(Extracts from a graphics dataset)

• • • • • • •

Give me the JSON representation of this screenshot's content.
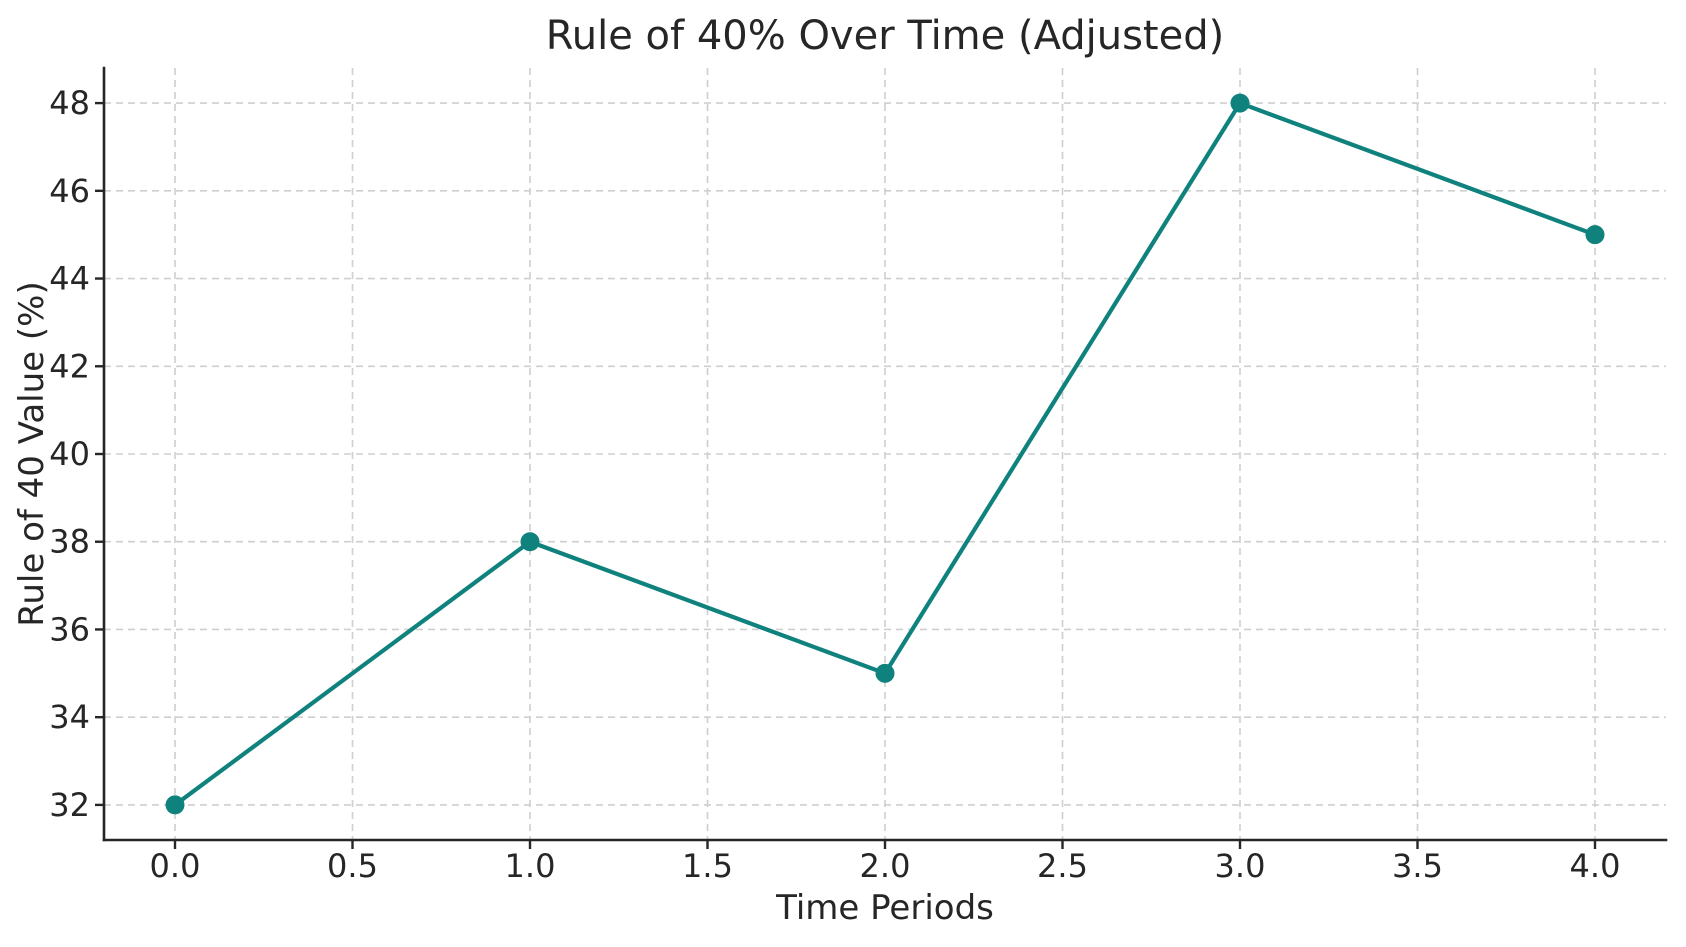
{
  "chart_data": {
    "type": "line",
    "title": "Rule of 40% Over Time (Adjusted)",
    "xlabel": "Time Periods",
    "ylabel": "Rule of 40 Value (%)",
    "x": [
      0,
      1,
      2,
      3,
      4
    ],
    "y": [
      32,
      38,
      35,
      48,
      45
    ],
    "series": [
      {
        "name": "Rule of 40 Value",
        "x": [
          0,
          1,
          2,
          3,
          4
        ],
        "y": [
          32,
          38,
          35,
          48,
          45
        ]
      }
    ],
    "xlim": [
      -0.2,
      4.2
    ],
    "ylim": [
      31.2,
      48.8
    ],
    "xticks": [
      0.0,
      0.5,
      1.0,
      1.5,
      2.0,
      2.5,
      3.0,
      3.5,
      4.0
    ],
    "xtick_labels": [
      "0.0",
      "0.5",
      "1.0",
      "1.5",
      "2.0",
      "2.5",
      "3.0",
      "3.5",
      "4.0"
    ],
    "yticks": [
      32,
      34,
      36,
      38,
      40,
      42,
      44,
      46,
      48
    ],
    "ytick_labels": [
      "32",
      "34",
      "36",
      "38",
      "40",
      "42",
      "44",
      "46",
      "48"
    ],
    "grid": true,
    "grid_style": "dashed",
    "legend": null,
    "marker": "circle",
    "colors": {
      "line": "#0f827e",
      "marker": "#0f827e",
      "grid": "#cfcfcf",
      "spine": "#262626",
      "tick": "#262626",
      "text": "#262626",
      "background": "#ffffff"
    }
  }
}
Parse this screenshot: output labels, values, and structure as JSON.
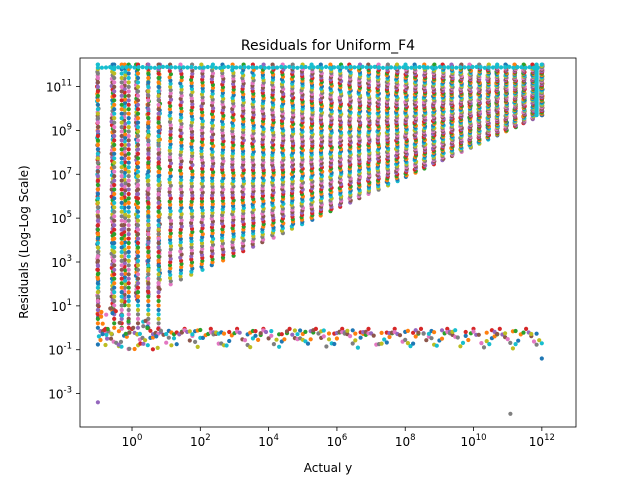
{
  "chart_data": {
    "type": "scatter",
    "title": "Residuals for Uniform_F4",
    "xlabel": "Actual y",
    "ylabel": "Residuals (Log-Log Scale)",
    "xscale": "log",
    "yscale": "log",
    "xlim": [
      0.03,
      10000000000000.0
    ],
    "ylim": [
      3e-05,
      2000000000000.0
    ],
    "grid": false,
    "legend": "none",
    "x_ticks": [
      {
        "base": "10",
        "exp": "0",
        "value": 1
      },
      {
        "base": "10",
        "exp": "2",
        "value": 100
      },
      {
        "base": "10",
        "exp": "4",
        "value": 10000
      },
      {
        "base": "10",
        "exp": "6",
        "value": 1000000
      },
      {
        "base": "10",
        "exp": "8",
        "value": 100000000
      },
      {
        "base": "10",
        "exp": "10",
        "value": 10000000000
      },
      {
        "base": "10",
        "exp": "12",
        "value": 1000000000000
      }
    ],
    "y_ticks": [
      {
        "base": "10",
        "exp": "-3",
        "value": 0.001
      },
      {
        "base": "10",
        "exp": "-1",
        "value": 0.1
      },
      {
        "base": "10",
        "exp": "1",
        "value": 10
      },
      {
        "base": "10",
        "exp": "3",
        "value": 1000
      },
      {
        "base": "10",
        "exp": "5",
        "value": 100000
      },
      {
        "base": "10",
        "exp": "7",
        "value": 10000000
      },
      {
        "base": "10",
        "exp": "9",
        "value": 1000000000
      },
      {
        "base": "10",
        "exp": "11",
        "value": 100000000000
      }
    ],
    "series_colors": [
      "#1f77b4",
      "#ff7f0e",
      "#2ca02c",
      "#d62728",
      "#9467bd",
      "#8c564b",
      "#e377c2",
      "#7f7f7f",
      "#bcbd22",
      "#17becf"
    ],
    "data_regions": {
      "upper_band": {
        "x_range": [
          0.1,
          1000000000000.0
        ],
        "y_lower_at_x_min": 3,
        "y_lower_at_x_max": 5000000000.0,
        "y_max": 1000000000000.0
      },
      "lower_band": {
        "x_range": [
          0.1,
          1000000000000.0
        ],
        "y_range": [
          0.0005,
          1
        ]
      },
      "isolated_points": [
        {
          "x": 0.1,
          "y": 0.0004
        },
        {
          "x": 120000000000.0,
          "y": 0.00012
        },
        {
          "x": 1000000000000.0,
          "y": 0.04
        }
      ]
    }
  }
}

• • • • • • •

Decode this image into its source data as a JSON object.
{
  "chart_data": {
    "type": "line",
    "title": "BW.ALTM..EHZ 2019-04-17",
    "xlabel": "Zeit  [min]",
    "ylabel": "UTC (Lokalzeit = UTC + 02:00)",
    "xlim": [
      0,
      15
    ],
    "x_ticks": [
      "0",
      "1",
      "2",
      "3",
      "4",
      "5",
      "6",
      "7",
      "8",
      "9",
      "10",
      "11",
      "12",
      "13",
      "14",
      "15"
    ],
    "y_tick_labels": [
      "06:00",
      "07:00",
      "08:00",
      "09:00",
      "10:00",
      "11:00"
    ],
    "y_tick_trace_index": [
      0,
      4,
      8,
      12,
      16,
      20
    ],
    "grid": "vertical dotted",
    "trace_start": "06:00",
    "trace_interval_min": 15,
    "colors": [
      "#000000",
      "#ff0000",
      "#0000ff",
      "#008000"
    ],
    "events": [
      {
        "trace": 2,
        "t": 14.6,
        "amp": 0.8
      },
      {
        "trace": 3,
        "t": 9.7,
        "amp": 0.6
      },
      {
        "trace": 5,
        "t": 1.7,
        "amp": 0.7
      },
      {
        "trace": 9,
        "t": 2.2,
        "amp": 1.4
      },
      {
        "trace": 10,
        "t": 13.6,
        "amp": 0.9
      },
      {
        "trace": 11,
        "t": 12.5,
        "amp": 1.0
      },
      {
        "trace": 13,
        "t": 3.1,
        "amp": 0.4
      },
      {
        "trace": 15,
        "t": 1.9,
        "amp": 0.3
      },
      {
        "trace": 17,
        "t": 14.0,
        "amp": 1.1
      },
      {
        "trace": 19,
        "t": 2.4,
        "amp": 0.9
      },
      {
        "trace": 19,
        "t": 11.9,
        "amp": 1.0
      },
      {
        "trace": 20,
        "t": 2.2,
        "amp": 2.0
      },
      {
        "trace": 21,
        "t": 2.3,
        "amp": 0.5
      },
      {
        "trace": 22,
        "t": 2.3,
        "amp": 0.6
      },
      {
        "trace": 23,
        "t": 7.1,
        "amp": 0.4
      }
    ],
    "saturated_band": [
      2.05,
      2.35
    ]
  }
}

• • • • • • •

TASK DETAILS:
Count how many lines above contain the word "xlabel". Reply with the number alone.

WRITTEN ANSWER:
3